┌─ Data shown
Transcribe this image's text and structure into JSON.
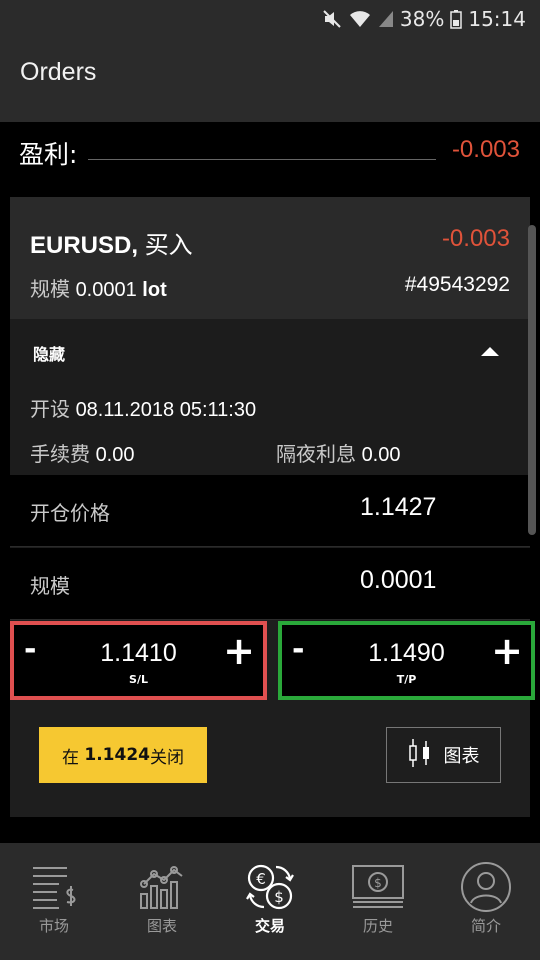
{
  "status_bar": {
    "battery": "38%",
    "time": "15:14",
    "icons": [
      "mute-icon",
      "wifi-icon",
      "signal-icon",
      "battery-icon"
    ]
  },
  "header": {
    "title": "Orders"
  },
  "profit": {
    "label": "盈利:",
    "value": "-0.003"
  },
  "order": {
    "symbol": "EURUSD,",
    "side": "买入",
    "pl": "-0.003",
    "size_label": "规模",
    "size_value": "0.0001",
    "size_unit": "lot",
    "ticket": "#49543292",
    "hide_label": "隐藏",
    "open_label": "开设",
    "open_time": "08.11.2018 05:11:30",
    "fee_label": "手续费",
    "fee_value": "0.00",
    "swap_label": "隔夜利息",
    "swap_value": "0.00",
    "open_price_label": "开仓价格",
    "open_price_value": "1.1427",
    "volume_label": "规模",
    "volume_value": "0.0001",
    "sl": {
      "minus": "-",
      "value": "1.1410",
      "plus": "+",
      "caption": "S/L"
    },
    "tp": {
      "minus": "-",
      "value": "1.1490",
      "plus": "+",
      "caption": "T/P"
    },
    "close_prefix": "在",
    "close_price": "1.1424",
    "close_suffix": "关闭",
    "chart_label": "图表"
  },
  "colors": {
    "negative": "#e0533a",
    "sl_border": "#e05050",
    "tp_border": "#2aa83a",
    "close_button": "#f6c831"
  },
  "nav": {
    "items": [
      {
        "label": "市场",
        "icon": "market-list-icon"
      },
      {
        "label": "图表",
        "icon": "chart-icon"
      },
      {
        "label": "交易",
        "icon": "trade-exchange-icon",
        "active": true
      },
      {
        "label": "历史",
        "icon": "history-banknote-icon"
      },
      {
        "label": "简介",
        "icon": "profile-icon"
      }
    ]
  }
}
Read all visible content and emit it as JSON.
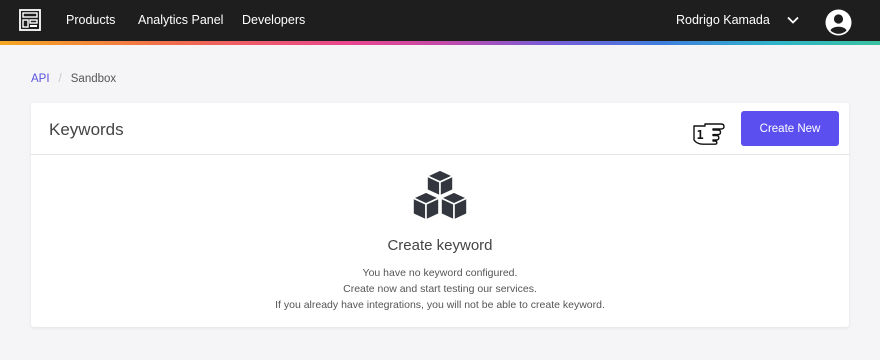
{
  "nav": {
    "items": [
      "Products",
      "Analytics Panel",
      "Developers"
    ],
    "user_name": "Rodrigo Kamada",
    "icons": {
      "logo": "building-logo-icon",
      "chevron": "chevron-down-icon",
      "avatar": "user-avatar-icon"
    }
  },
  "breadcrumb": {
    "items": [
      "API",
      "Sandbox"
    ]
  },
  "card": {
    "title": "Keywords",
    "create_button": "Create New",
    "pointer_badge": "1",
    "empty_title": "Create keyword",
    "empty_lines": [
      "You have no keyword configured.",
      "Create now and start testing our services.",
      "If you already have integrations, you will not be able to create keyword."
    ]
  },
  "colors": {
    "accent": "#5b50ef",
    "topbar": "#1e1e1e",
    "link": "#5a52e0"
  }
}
└─
What needs to be done:
Extract, character for character, every line from the one that holds "Read all visible content and emit it as JSON." through the end of the entries above. Include both boundary lines and no pictures.

The completed task:
Read all visible content and emit it as JSON.
{
  "nav": {
    "items": [
      "Products",
      "Analytics Panel",
      "Developers"
    ],
    "user_name": "Rodrigo Kamada",
    "icons": {
      "logo": "building-logo-icon",
      "chevron": "chevron-down-icon",
      "avatar": "user-avatar-icon"
    }
  },
  "breadcrumb": {
    "items": [
      "API",
      "Sandbox"
    ]
  },
  "card": {
    "title": "Keywords",
    "create_button": "Create New",
    "pointer_badge": "1",
    "empty_title": "Create keyword",
    "empty_lines": [
      "You have no keyword configured.",
      "Create now and start testing our services.",
      "If you already have integrations, you will not be able to create keyword."
    ]
  },
  "colors": {
    "accent": "#5b50ef",
    "topbar": "#1e1e1e",
    "link": "#5a52e0"
  }
}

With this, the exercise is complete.